### SOURCE MATERIAL
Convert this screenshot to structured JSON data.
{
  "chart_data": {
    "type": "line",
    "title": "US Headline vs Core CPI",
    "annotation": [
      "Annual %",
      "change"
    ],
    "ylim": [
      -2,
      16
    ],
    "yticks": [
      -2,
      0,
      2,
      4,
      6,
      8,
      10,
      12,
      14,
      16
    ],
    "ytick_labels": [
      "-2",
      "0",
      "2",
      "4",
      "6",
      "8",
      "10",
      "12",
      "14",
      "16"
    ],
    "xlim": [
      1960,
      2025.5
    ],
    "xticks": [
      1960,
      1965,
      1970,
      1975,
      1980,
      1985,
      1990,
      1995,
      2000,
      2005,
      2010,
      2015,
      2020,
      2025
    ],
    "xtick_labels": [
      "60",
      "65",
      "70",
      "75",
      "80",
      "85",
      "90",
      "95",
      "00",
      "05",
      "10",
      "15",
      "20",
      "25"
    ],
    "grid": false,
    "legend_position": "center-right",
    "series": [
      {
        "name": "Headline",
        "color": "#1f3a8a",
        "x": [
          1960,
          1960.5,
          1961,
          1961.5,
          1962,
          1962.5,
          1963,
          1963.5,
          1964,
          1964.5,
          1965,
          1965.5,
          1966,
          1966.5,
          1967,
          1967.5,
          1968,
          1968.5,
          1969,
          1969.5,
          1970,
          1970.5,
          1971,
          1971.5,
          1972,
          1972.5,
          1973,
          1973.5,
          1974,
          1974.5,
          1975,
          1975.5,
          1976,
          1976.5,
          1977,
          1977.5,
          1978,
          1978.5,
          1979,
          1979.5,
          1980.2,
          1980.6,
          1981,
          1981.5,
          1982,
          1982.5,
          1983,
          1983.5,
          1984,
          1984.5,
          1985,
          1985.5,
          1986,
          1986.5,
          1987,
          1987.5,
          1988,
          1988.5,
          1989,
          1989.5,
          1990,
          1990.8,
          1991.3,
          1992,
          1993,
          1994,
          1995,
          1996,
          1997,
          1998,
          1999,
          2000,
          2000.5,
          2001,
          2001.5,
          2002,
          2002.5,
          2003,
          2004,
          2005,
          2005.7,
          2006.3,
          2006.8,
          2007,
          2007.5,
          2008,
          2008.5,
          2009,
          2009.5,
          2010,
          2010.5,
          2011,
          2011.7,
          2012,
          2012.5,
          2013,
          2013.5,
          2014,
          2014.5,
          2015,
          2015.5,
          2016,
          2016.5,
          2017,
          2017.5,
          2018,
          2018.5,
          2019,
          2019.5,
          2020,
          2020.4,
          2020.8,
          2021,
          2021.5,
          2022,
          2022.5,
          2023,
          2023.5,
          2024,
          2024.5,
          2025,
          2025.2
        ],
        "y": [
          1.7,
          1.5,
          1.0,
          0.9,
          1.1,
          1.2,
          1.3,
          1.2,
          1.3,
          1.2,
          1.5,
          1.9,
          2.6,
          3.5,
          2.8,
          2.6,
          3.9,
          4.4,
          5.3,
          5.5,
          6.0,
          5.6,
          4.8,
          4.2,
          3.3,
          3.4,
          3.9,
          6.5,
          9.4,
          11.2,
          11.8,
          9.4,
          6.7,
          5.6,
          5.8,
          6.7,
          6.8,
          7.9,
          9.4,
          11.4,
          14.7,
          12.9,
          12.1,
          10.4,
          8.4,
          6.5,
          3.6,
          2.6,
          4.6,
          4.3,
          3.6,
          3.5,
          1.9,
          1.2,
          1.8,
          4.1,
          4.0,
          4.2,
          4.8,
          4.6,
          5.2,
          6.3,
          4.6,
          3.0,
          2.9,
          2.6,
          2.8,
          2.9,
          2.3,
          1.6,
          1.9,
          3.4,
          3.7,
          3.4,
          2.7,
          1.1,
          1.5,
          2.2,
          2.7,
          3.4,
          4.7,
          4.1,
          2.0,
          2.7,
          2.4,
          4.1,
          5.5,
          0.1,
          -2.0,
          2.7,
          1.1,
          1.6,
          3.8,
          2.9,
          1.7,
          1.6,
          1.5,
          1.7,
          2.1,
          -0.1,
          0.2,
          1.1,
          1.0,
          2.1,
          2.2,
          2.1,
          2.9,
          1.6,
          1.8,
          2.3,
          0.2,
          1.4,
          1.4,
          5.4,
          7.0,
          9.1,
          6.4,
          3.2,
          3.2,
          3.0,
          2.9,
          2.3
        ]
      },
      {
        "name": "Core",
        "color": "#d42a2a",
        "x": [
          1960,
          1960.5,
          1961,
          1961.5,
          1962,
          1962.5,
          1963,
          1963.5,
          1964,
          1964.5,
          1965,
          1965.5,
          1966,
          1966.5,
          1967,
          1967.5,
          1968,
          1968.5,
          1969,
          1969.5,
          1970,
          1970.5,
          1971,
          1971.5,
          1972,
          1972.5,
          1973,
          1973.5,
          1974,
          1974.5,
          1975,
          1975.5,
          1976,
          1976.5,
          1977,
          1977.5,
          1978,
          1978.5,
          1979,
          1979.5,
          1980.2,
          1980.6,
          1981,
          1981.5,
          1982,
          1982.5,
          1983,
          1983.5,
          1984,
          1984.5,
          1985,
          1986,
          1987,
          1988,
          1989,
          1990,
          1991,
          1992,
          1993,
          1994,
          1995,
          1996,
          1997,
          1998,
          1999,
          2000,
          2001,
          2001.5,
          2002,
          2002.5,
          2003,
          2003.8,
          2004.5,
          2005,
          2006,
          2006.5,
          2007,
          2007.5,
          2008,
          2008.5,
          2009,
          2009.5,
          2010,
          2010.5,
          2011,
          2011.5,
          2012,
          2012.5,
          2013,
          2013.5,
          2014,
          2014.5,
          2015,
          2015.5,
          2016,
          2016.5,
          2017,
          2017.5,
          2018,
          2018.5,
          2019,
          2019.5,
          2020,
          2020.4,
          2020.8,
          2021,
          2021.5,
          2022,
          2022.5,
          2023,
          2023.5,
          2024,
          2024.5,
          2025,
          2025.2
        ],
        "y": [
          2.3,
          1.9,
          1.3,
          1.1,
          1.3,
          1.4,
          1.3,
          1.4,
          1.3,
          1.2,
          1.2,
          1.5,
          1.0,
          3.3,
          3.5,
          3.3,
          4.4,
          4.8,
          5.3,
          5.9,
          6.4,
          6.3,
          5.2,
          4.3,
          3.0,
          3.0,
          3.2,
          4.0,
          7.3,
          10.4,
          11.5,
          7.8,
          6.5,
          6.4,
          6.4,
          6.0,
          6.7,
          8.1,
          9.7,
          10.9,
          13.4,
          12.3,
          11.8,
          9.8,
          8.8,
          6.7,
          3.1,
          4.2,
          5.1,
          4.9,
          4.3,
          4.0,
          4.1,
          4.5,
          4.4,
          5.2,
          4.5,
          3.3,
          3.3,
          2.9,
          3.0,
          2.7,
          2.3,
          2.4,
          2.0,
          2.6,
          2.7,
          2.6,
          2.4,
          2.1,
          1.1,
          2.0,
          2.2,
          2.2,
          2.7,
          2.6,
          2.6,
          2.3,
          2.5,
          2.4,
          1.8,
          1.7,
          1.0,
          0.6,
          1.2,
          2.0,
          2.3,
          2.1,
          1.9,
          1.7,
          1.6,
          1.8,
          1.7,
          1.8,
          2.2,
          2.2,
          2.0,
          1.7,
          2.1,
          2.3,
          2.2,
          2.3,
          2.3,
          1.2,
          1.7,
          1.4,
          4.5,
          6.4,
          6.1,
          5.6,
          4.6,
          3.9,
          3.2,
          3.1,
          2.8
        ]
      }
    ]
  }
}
######
#### [WHAT IS BEING ASKED]
Quote each line of the data above exactly as written.

#### [ANSWER TO THE TASK]
Convert this screenshot to structured JSON data.
{
  "chart_data": {
    "type": "line",
    "title": "US Headline vs Core CPI",
    "annotation": [
      "Annual %",
      "change"
    ],
    "ylim": [
      -2,
      16
    ],
    "yticks": [
      -2,
      0,
      2,
      4,
      6,
      8,
      10,
      12,
      14,
      16
    ],
    "ytick_labels": [
      "-2",
      "0",
      "2",
      "4",
      "6",
      "8",
      "10",
      "12",
      "14",
      "16"
    ],
    "xlim": [
      1960,
      2025.5
    ],
    "xticks": [
      1960,
      1965,
      1970,
      1975,
      1980,
      1985,
      1990,
      1995,
      2000,
      2005,
      2010,
      2015,
      2020,
      2025
    ],
    "xtick_labels": [
      "60",
      "65",
      "70",
      "75",
      "80",
      "85",
      "90",
      "95",
      "00",
      "05",
      "10",
      "15",
      "20",
      "25"
    ],
    "grid": false,
    "legend_position": "center-right",
    "series": [
      {
        "name": "Headline",
        "color": "#1f3a8a",
        "x": [
          1960,
          1960.5,
          1961,
          1961.5,
          1962,
          1962.5,
          1963,
          1963.5,
          1964,
          1964.5,
          1965,
          1965.5,
          1966,
          1966.5,
          1967,
          1967.5,
          1968,
          1968.5,
          1969,
          1969.5,
          1970,
          1970.5,
          1971,
          1971.5,
          1972,
          1972.5,
          1973,
          1973.5,
          1974,
          1974.5,
          1975,
          1975.5,
          1976,
          1976.5,
          1977,
          1977.5,
          1978,
          1978.5,
          1979,
          1979.5,
          1980.2,
          1980.6,
          1981,
          1981.5,
          1982,
          1982.5,
          1983,
          1983.5,
          1984,
          1984.5,
          1985,
          1985.5,
          1986,
          1986.5,
          1987,
          1987.5,
          1988,
          1988.5,
          1989,
          1989.5,
          1990,
          1990.8,
          1991.3,
          1992,
          1993,
          1994,
          1995,
          1996,
          1997,
          1998,
          1999,
          2000,
          2000.5,
          2001,
          2001.5,
          2002,
          2002.5,
          2003,
          2004,
          2005,
          2005.7,
          2006.3,
          2006.8,
          2007,
          2007.5,
          2008,
          2008.5,
          2009,
          2009.5,
          2010,
          2010.5,
          2011,
          2011.7,
          2012,
          2012.5,
          2013,
          2013.5,
          2014,
          2014.5,
          2015,
          2015.5,
          2016,
          2016.5,
          2017,
          2017.5,
          2018,
          2018.5,
          2019,
          2019.5,
          2020,
          2020.4,
          2020.8,
          2021,
          2021.5,
          2022,
          2022.5,
          2023,
          2023.5,
          2024,
          2024.5,
          2025,
          2025.2
        ],
        "y": [
          1.7,
          1.5,
          1.0,
          0.9,
          1.1,
          1.2,
          1.3,
          1.2,
          1.3,
          1.2,
          1.5,
          1.9,
          2.6,
          3.5,
          2.8,
          2.6,
          3.9,
          4.4,
          5.3,
          5.5,
          6.0,
          5.6,
          4.8,
          4.2,
          3.3,
          3.4,
          3.9,
          6.5,
          9.4,
          11.2,
          11.8,
          9.4,
          6.7,
          5.6,
          5.8,
          6.7,
          6.8,
          7.9,
          9.4,
          11.4,
          14.7,
          12.9,
          12.1,
          10.4,
          8.4,
          6.5,
          3.6,
          2.6,
          4.6,
          4.3,
          3.6,
          3.5,
          1.9,
          1.2,
          1.8,
          4.1,
          4.0,
          4.2,
          4.8,
          4.6,
          5.2,
          6.3,
          4.6,
          3.0,
          2.9,
          2.6,
          2.8,
          2.9,
          2.3,
          1.6,
          1.9,
          3.4,
          3.7,
          3.4,
          2.7,
          1.1,
          1.5,
          2.2,
          2.7,
          3.4,
          4.7,
          4.1,
          2.0,
          2.7,
          2.4,
          4.1,
          5.5,
          0.1,
          -2.0,
          2.7,
          1.1,
          1.6,
          3.8,
          2.9,
          1.7,
          1.6,
          1.5,
          1.7,
          2.1,
          -0.1,
          0.2,
          1.1,
          1.0,
          2.1,
          2.2,
          2.1,
          2.9,
          1.6,
          1.8,
          2.3,
          0.2,
          1.4,
          1.4,
          5.4,
          7.0,
          9.1,
          6.4,
          3.2,
          3.2,
          3.0,
          2.9,
          2.3
        ]
      },
      {
        "name": "Core",
        "color": "#d42a2a",
        "x": [
          1960,
          1960.5,
          1961,
          1961.5,
          1962,
          1962.5,
          1963,
          1963.5,
          1964,
          1964.5,
          1965,
          1965.5,
          1966,
          1966.5,
          1967,
          1967.5,
          1968,
          1968.5,
          1969,
          1969.5,
          1970,
          1970.5,
          1971,
          1971.5,
          1972,
          1972.5,
          1973,
          1973.5,
          1974,
          1974.5,
          1975,
          1975.5,
          1976,
          1976.5,
          1977,
          1977.5,
          1978,
          1978.5,
          1979,
          1979.5,
          1980.2,
          1980.6,
          1981,
          1981.5,
          1982,
          1982.5,
          1983,
          1983.5,
          1984,
          1984.5,
          1985,
          1986,
          1987,
          1988,
          1989,
          1990,
          1991,
          1992,
          1993,
          1994,
          1995,
          1996,
          1997,
          1998,
          1999,
          2000,
          2001,
          2001.5,
          2002,
          2002.5,
          2003,
          2003.8,
          2004.5,
          2005,
          2006,
          2006.5,
          2007,
          2007.5,
          2008,
          2008.5,
          2009,
          2009.5,
          2010,
          2010.5,
          2011,
          2011.5,
          2012,
          2012.5,
          2013,
          2013.5,
          2014,
          2014.5,
          2015,
          2015.5,
          2016,
          2016.5,
          2017,
          2017.5,
          2018,
          2018.5,
          2019,
          2019.5,
          2020,
          2020.4,
          2020.8,
          2021,
          2021.5,
          2022,
          2022.5,
          2023,
          2023.5,
          2024,
          2024.5,
          2025,
          2025.2
        ],
        "y": [
          2.3,
          1.9,
          1.3,
          1.1,
          1.3,
          1.4,
          1.3,
          1.4,
          1.3,
          1.2,
          1.2,
          1.5,
          1.0,
          3.3,
          3.5,
          3.3,
          4.4,
          4.8,
          5.3,
          5.9,
          6.4,
          6.3,
          5.2,
          4.3,
          3.0,
          3.0,
          3.2,
          4.0,
          7.3,
          10.4,
          11.5,
          7.8,
          6.5,
          6.4,
          6.4,
          6.0,
          6.7,
          8.1,
          9.7,
          10.9,
          13.4,
          12.3,
          11.8,
          9.8,
          8.8,
          6.7,
          3.1,
          4.2,
          5.1,
          4.9,
          4.3,
          4.0,
          4.1,
          4.5,
          4.4,
          5.2,
          4.5,
          3.3,
          3.3,
          2.9,
          3.0,
          2.7,
          2.3,
          2.4,
          2.0,
          2.6,
          2.7,
          2.6,
          2.4,
          2.1,
          1.1,
          2.0,
          2.2,
          2.2,
          2.7,
          2.6,
          2.6,
          2.3,
          2.5,
          2.4,
          1.8,
          1.7,
          1.0,
          0.6,
          1.2,
          2.0,
          2.3,
          2.1,
          1.9,
          1.7,
          1.6,
          1.8,
          1.7,
          1.8,
          2.2,
          2.2,
          2.0,
          1.7,
          2.1,
          2.3,
          2.2,
          2.3,
          2.3,
          1.2,
          1.7,
          1.4,
          4.5,
          6.4,
          6.1,
          5.6,
          4.6,
          3.9,
          3.2,
          3.1,
          2.8
        ]
      }
    ]
  }
}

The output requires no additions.